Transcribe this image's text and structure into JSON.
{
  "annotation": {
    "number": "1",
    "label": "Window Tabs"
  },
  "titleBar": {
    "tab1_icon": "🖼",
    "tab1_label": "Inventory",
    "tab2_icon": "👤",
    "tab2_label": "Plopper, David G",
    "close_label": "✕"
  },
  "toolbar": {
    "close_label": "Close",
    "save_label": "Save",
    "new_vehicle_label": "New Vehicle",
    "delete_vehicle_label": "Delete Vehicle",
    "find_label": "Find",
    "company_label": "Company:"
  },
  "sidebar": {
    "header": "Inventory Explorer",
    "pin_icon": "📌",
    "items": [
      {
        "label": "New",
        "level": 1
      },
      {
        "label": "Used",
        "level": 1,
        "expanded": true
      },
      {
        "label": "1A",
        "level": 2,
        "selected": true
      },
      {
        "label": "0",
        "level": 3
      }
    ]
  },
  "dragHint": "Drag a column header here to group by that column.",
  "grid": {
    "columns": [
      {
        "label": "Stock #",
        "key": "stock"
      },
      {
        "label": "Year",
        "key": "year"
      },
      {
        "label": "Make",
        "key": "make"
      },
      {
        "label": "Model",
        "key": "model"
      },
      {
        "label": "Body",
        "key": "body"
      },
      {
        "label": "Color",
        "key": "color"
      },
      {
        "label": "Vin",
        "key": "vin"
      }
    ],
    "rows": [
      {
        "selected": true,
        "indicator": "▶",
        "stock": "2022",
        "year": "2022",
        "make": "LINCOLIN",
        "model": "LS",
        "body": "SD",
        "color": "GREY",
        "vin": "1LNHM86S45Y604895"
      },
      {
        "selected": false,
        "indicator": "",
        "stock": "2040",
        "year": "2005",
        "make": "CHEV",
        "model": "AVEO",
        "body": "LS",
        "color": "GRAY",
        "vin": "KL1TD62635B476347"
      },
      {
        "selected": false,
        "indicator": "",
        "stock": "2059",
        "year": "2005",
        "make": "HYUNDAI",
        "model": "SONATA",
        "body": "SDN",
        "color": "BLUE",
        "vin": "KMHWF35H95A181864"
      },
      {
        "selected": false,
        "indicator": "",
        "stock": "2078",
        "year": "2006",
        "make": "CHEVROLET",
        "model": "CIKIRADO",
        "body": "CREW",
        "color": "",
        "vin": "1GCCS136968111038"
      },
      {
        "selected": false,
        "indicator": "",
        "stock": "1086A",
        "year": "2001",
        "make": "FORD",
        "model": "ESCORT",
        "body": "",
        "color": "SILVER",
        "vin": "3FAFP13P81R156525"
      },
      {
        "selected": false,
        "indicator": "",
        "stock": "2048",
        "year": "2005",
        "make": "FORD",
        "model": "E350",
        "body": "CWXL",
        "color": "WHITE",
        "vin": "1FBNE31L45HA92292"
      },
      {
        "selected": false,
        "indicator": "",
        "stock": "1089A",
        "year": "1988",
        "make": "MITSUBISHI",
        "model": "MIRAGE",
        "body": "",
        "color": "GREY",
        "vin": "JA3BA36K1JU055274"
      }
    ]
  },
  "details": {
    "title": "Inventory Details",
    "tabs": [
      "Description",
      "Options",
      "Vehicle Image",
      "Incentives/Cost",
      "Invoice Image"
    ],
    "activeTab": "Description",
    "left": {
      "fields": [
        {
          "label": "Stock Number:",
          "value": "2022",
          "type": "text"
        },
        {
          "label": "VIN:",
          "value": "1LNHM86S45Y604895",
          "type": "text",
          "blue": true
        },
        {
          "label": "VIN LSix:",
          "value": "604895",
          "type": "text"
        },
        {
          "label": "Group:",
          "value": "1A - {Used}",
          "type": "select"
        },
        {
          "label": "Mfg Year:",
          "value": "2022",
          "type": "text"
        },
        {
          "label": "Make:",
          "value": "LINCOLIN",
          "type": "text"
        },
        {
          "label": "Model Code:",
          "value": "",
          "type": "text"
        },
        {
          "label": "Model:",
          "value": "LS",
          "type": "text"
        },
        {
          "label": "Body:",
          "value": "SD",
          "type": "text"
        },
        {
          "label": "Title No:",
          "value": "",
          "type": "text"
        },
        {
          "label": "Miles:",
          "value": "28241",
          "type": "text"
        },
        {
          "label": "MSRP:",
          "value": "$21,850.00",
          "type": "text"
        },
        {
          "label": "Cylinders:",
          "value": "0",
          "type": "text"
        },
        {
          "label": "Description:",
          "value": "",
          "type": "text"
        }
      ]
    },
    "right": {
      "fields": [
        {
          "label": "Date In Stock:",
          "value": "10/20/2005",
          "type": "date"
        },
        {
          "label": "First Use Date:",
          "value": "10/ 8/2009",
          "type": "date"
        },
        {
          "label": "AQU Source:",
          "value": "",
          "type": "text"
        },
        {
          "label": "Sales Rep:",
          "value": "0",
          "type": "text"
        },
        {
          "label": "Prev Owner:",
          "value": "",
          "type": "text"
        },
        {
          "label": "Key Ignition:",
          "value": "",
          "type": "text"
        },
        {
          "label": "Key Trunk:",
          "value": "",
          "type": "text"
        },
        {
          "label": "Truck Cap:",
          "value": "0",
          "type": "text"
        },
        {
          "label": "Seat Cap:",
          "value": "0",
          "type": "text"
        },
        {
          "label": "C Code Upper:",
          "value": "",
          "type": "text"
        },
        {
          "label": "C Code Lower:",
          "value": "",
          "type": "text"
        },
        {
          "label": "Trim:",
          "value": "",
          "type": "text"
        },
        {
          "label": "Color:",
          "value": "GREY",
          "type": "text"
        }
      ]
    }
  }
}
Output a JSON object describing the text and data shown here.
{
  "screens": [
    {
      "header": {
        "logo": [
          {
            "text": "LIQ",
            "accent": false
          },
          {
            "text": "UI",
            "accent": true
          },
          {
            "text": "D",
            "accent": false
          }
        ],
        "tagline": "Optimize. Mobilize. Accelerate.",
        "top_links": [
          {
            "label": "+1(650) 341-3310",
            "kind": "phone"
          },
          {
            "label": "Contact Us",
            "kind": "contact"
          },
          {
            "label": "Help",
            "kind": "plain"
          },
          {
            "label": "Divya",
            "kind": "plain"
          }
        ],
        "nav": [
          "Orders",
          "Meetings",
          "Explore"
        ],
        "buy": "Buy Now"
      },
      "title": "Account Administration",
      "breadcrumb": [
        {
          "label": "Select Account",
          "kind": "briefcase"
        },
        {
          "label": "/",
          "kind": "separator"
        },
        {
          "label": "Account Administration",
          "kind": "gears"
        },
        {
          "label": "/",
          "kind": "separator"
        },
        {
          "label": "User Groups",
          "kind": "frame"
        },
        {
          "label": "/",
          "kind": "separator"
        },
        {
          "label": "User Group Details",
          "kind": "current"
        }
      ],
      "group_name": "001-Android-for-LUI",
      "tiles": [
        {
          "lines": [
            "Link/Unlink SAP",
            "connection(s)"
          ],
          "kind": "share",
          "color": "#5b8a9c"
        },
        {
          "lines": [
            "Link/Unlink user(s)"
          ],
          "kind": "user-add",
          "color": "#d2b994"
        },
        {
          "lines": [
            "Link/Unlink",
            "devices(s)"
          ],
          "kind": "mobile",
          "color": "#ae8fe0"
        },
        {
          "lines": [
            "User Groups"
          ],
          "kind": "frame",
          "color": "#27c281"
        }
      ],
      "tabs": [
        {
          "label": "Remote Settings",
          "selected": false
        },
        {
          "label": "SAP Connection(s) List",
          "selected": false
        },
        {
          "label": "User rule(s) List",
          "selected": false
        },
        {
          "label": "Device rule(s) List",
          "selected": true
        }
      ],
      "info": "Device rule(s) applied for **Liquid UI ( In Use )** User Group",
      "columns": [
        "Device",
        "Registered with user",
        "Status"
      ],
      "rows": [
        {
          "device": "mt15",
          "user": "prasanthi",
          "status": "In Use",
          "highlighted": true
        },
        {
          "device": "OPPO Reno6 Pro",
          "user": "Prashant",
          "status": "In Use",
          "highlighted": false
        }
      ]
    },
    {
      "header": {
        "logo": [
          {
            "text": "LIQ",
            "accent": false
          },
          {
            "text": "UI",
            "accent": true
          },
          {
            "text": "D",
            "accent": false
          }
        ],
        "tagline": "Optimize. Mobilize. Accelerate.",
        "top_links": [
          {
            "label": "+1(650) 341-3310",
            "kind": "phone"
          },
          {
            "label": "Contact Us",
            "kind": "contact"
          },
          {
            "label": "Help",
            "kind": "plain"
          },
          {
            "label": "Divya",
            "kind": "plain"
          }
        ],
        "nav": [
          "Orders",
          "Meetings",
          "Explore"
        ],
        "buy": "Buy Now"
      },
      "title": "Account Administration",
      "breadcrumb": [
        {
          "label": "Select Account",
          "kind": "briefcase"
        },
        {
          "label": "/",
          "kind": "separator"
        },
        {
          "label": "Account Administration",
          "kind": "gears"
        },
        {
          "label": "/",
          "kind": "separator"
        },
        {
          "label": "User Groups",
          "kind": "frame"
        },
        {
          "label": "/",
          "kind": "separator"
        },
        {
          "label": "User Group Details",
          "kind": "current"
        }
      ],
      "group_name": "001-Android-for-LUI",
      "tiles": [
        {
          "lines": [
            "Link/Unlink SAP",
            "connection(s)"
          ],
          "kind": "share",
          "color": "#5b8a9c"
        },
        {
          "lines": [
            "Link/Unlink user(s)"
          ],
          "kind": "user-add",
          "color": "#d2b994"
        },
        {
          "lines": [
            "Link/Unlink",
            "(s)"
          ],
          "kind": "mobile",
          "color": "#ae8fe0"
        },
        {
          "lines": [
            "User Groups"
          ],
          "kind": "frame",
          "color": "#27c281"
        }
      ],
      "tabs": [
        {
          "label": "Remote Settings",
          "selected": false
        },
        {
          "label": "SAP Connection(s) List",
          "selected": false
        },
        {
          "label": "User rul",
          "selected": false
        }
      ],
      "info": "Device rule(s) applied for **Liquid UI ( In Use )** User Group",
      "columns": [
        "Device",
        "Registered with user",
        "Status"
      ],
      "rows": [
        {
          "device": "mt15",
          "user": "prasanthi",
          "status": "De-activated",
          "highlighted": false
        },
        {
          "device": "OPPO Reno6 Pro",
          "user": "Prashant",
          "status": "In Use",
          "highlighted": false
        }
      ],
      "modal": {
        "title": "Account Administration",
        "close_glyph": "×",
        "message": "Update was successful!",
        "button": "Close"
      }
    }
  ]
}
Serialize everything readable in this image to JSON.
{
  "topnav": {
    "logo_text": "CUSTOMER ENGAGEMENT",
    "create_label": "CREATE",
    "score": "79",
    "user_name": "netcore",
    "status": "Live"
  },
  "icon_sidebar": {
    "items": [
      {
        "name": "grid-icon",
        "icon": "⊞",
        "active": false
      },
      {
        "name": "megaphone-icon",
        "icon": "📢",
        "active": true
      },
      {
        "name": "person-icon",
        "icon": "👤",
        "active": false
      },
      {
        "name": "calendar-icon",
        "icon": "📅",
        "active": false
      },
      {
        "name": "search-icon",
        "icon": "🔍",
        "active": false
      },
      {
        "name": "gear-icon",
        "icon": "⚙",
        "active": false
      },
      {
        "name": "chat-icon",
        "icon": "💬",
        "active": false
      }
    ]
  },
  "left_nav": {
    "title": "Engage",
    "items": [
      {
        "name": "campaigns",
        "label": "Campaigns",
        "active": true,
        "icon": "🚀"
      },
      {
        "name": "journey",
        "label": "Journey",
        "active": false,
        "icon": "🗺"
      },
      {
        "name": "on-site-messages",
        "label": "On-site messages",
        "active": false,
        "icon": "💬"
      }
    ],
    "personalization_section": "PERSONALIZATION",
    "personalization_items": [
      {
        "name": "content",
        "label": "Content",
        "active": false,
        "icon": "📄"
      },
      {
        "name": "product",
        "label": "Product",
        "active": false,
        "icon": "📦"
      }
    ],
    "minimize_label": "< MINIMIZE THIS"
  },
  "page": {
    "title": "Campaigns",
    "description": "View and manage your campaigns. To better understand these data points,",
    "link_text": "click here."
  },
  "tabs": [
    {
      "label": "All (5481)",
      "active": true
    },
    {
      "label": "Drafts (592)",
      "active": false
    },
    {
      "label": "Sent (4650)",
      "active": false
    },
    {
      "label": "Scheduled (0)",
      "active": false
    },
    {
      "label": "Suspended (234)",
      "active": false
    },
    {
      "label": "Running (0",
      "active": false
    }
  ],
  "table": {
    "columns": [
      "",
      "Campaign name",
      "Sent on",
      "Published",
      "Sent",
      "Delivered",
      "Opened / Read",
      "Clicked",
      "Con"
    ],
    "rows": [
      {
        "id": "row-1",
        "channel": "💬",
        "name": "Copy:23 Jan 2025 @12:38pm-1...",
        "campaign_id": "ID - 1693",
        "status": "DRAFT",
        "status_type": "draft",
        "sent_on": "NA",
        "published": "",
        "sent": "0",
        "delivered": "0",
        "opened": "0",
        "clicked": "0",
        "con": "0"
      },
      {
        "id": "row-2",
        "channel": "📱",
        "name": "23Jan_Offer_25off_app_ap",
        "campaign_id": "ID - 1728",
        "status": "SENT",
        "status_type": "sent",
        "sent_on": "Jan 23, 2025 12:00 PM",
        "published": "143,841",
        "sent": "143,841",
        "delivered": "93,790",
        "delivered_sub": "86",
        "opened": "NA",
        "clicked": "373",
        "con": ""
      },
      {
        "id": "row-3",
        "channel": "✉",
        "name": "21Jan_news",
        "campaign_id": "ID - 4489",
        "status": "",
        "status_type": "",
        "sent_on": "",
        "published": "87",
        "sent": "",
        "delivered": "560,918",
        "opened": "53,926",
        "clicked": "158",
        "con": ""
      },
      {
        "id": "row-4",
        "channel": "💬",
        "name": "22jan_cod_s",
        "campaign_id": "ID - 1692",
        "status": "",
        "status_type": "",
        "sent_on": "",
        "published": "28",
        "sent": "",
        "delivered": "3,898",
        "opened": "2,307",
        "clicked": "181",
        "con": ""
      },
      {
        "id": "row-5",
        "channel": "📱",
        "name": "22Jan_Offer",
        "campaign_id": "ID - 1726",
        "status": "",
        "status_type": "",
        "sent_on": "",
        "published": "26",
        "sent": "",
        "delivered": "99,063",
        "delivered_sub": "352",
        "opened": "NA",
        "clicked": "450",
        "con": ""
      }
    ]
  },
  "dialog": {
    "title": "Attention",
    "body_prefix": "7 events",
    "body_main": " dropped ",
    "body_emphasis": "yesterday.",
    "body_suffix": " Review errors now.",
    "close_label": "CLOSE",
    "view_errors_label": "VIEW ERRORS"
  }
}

#### [THE PROBLEM]
State how many lines of the records hold the string "data", and nothing else.

#### [OUTPUT OF THE TASK]
2